Transcribe all the entries word for word, but omit the images.

┌────────

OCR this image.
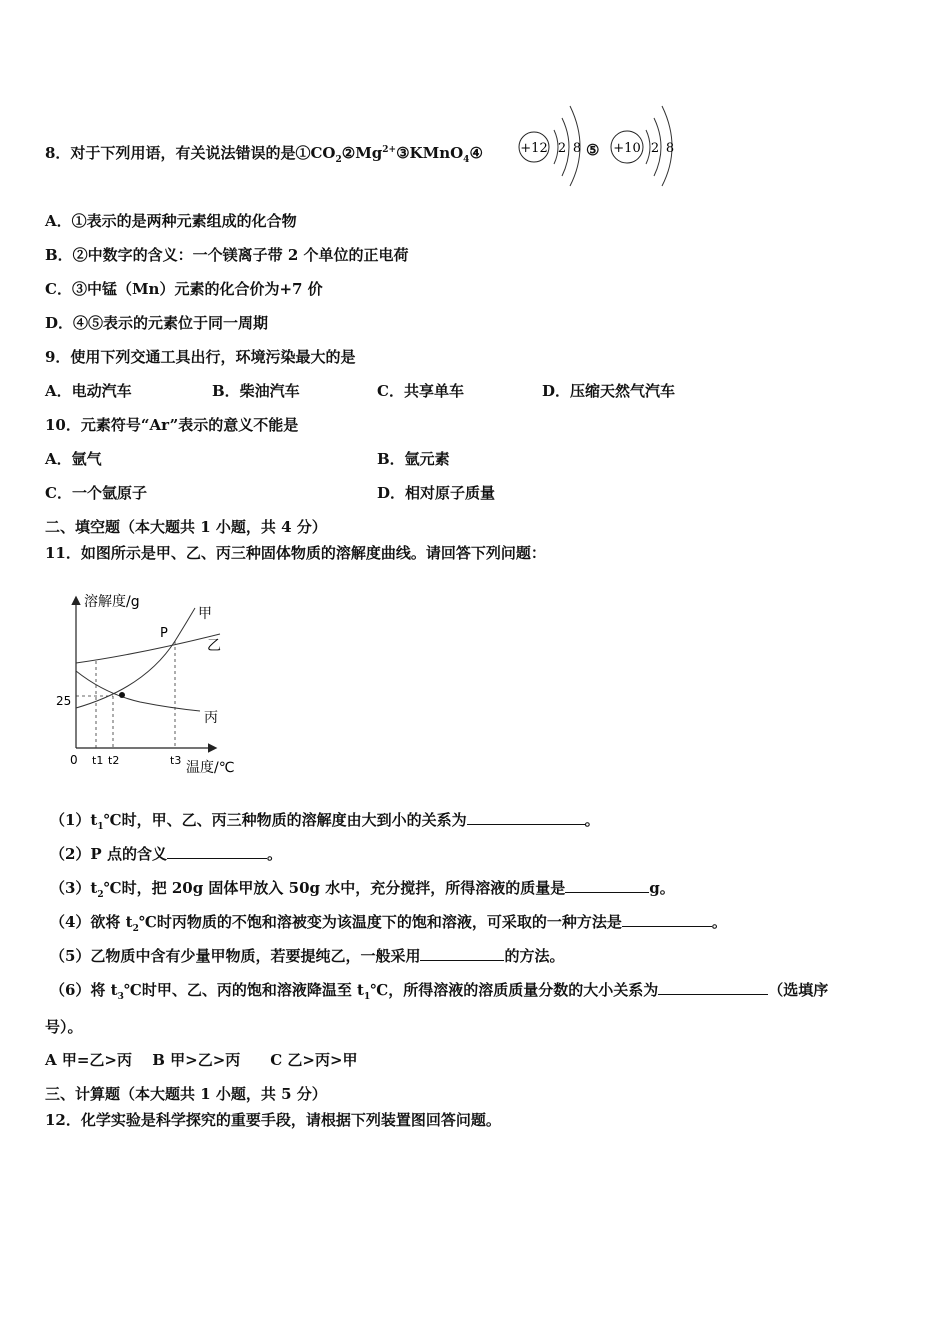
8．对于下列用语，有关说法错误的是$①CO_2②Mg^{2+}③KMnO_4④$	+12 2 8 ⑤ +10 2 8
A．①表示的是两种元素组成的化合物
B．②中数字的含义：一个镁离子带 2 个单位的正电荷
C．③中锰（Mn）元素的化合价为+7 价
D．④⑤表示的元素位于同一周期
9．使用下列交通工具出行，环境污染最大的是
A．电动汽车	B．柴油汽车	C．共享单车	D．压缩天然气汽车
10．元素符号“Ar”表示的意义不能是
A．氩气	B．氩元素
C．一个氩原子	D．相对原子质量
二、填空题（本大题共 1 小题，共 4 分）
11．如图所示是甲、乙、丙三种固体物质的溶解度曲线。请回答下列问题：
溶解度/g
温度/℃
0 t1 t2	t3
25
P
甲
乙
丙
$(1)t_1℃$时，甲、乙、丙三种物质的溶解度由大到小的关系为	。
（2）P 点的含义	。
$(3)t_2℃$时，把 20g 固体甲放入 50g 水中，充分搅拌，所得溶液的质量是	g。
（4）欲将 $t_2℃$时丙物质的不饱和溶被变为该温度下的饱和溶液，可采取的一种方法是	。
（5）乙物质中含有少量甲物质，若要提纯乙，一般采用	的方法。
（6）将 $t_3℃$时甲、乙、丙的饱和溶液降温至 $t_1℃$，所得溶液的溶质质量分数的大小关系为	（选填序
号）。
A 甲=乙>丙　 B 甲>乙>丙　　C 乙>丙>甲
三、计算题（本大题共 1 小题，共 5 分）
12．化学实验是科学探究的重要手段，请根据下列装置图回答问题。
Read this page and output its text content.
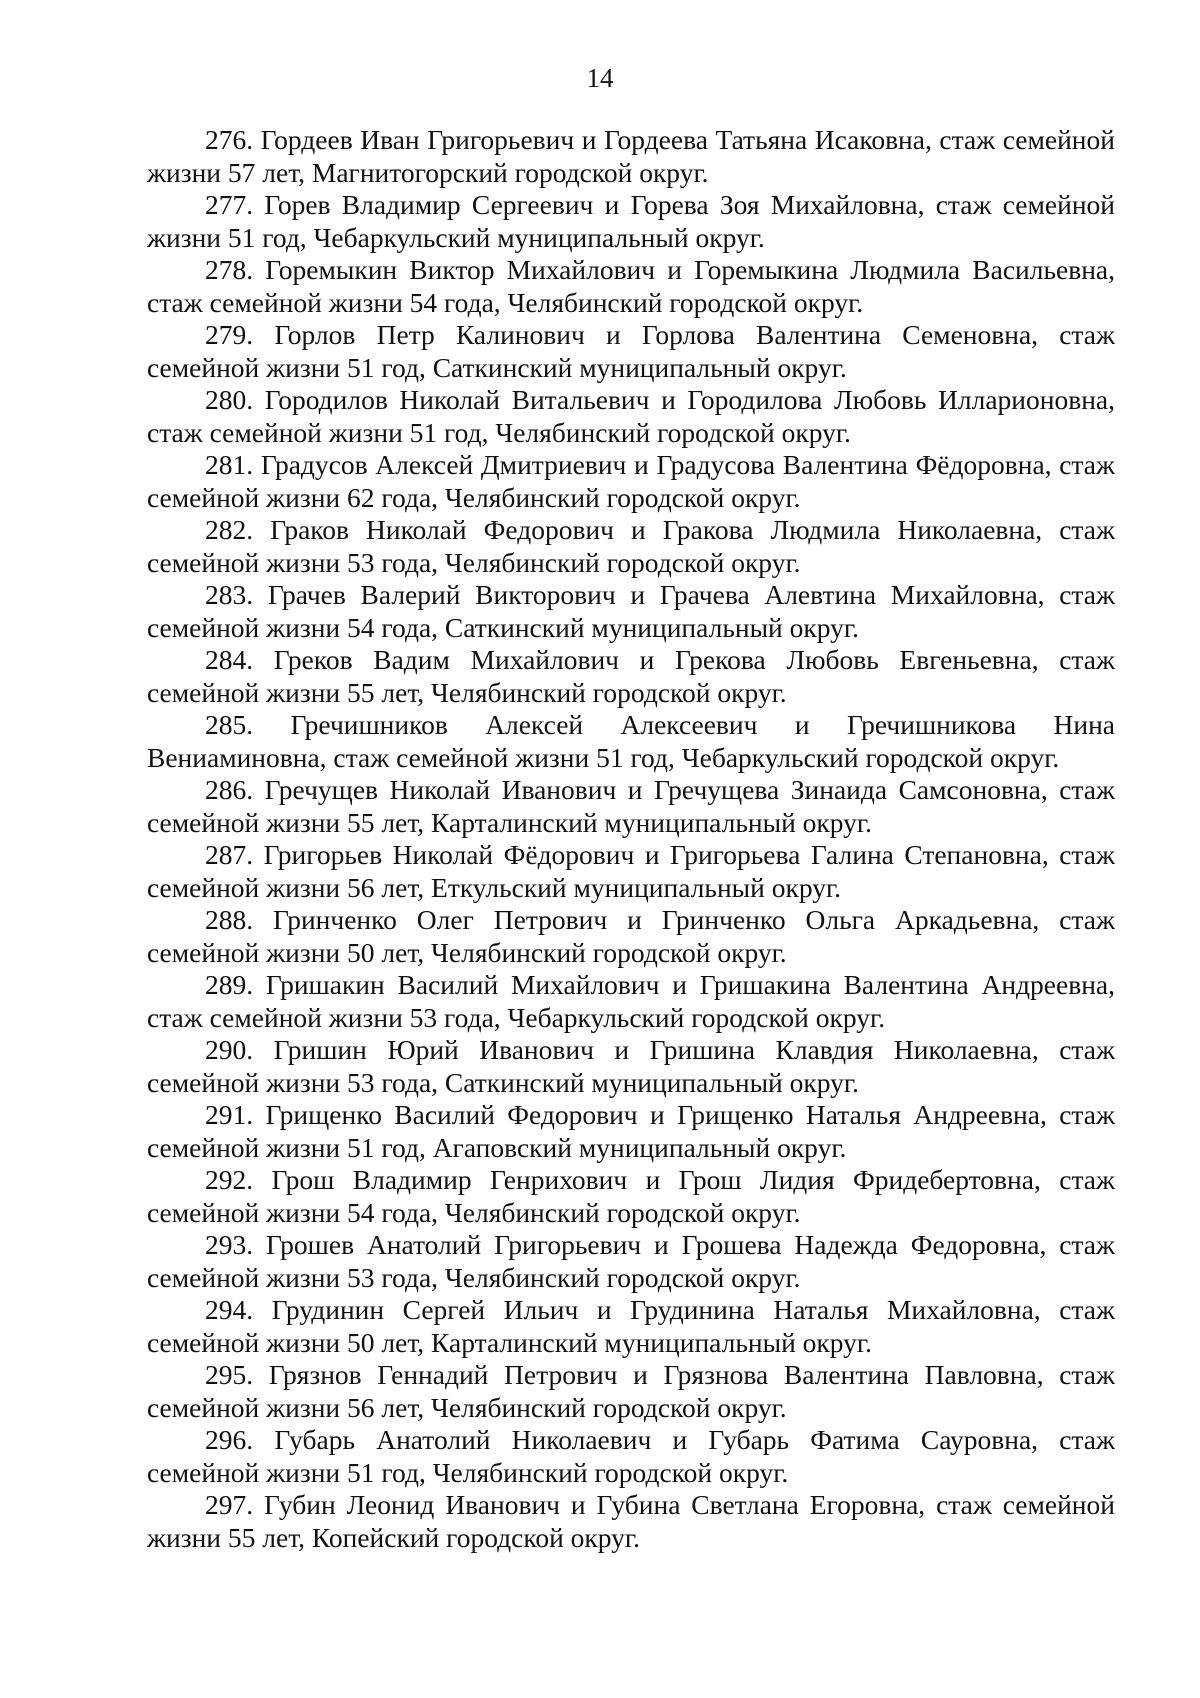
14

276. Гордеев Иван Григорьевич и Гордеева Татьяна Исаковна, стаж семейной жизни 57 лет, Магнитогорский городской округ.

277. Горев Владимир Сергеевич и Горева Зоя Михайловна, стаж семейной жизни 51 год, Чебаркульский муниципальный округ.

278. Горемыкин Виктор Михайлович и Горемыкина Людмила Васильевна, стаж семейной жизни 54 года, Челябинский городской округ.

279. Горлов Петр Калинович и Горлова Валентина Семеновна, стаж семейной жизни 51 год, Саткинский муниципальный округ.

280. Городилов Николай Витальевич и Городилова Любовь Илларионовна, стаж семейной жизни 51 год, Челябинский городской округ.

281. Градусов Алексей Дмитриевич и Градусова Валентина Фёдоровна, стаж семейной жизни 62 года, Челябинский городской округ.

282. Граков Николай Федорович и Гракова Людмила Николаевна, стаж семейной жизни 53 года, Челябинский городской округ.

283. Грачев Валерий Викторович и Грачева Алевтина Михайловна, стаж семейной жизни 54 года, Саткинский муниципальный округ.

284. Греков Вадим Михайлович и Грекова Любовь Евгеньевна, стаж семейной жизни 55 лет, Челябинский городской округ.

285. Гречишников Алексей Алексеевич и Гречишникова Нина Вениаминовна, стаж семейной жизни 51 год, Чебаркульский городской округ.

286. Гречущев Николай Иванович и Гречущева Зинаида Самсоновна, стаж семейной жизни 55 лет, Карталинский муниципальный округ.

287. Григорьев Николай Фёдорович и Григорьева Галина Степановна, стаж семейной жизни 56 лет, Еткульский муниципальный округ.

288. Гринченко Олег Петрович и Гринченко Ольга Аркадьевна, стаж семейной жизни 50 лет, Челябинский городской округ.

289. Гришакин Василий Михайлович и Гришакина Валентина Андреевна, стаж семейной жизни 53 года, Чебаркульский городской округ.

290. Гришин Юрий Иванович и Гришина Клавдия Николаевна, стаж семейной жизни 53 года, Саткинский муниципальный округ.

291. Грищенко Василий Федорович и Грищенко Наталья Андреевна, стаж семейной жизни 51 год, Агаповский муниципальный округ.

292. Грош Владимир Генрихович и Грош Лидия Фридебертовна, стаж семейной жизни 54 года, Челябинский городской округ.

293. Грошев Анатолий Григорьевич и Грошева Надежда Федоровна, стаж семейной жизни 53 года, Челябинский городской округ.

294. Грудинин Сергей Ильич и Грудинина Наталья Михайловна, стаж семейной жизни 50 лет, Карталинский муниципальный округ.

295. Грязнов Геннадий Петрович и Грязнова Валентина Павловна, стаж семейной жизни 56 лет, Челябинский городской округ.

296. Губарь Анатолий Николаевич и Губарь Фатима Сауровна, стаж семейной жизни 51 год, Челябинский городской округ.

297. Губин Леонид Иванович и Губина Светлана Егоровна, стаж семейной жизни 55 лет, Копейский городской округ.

└────────

**Exercise answer**:
OCR this image.
8．对于下列用语，有关说法错误的是$①CO_2②Mg^{2+}③KMnO_4④$	+12 2 8 ⑤ +10 2 8
A．①表示的是两种元素组成的化合物
B．②中数字的含义：一个镁离子带 2 个单位的正电荷
C．③中锰（Mn）元素的化合价为+7 价
D．④⑤表示的元素位于同一周期
9．使用下列交通工具出行，环境污染最大的是
A．电动汽车	B．柴油汽车	C．共享单车	D．压缩天然气汽车
10．元素符号“Ar”表示的意义不能是
A．氩气	B．氩元素
C．一个氩原子	D．相对原子质量
二、填空题（本大题共 1 小题，共 4 分）
11．如图所示是甲、乙、丙三种固体物质的溶解度曲线。请回答下列问题：
溶解度/g
温度/℃
0 t1 t2	t3
25
P
甲
乙
丙
$(1)t_1℃$时，甲、乙、丙三种物质的溶解度由大到小的关系为	。
（2）P 点的含义	。
$(3)t_2℃$时，把 20g 固体甲放入 50g 水中，充分搅拌，所得溶液的质量是	g。
（4）欲将 $t_2℃$时丙物质的不饱和溶被变为该温度下的饱和溶液，可采取的一种方法是	。
（5）乙物质中含有少量甲物质，若要提纯乙，一般采用	的方法。
（6）将 $t_3℃$时甲、乙、丙的饱和溶液降温至 $t_1℃$，所得溶液的溶质质量分数的大小关系为	（选填序
号）。
A 甲=乙>丙　 B 甲>乙>丙　　C 乙>丙>甲
三、计算题（本大题共 1 小题，共 5 分）
12．化学实验是科学探究的重要手段，请根据下列装置图回答问题。
Read this page and output its text content.
14

276. Гордеев Иван Григорьевич и Гордеева Татьяна Исаковна, стаж семейной жизни 57 лет, Магнитогорский городской округ.

277. Горев Владимир Сергеевич и Горева Зоя Михайловна, стаж семейной жизни 51 год, Чебаркульский муниципальный округ.

278. Горемыкин Виктор Михайлович и Горемыкина Людмила Васильевна, стаж семейной жизни 54 года, Челябинский городской округ.

279. Горлов Петр Калинович и Горлова Валентина Семеновна, стаж семейной жизни 51 год, Саткинский муниципальный округ.

280. Городилов Николай Витальевич и Городилова Любовь Илларионовна, стаж семейной жизни 51 год, Челябинский городской округ.

281. Градусов Алексей Дмитриевич и Градусова Валентина Фёдоровна, стаж семейной жизни 62 года, Челябинский городской округ.

282. Граков Николай Федорович и Гракова Людмила Николаевна, стаж семейной жизни 53 года, Челябинский городской округ.

283. Грачев Валерий Викторович и Грачева Алевтина Михайловна, стаж семейной жизни 54 года, Саткинский муниципальный округ.

284. Греков Вадим Михайлович и Грекова Любовь Евгеньевна, стаж семейной жизни 55 лет, Челябинский городской округ.

285. Гречишников Алексей Алексеевич и Гречишникова Нина Вениаминовна, стаж семейной жизни 51 год, Чебаркульский городской округ.

286. Гречущев Николай Иванович и Гречущева Зинаида Самсоновна, стаж семейной жизни 55 лет, Карталинский муниципальный округ.

287. Григорьев Николай Фёдорович и Григорьева Галина Степановна, стаж семейной жизни 56 лет, Еткульский муниципальный округ.

288. Гринченко Олег Петрович и Гринченко Ольга Аркадьевна, стаж семейной жизни 50 лет, Челябинский городской округ.

289. Гришакин Василий Михайлович и Гришакина Валентина Андреевна, стаж семейной жизни 53 года, Чебаркульский городской округ.

290. Гришин Юрий Иванович и Гришина Клавдия Николаевна, стаж семейной жизни 53 года, Саткинский муниципальный округ.

291. Грищенко Василий Федорович и Грищенко Наталья Андреевна, стаж семейной жизни 51 год, Агаповский муниципальный округ.

292. Грош Владимир Генрихович и Грош Лидия Фридебертовна, стаж семейной жизни 54 года, Челябинский городской округ.

293. Грошев Анатолий Григорьевич и Грошева Надежда Федоровна, стаж семейной жизни 53 года, Челябинский городской округ.

294. Грудинин Сергей Ильич и Грудинина Наталья Михайловна, стаж семейной жизни 50 лет, Карталинский муниципальный округ.

295. Грязнов Геннадий Петрович и Грязнова Валентина Павловна, стаж семейной жизни 56 лет, Челябинский городской округ.

296. Губарь Анатолий Николаевич и Губарь Фатима Сауровна, стаж семейной жизни 51 год, Челябинский городской округ.

297. Губин Леонид Иванович и Губина Светлана Егоровна, стаж семейной жизни 55 лет, Копейский городской округ.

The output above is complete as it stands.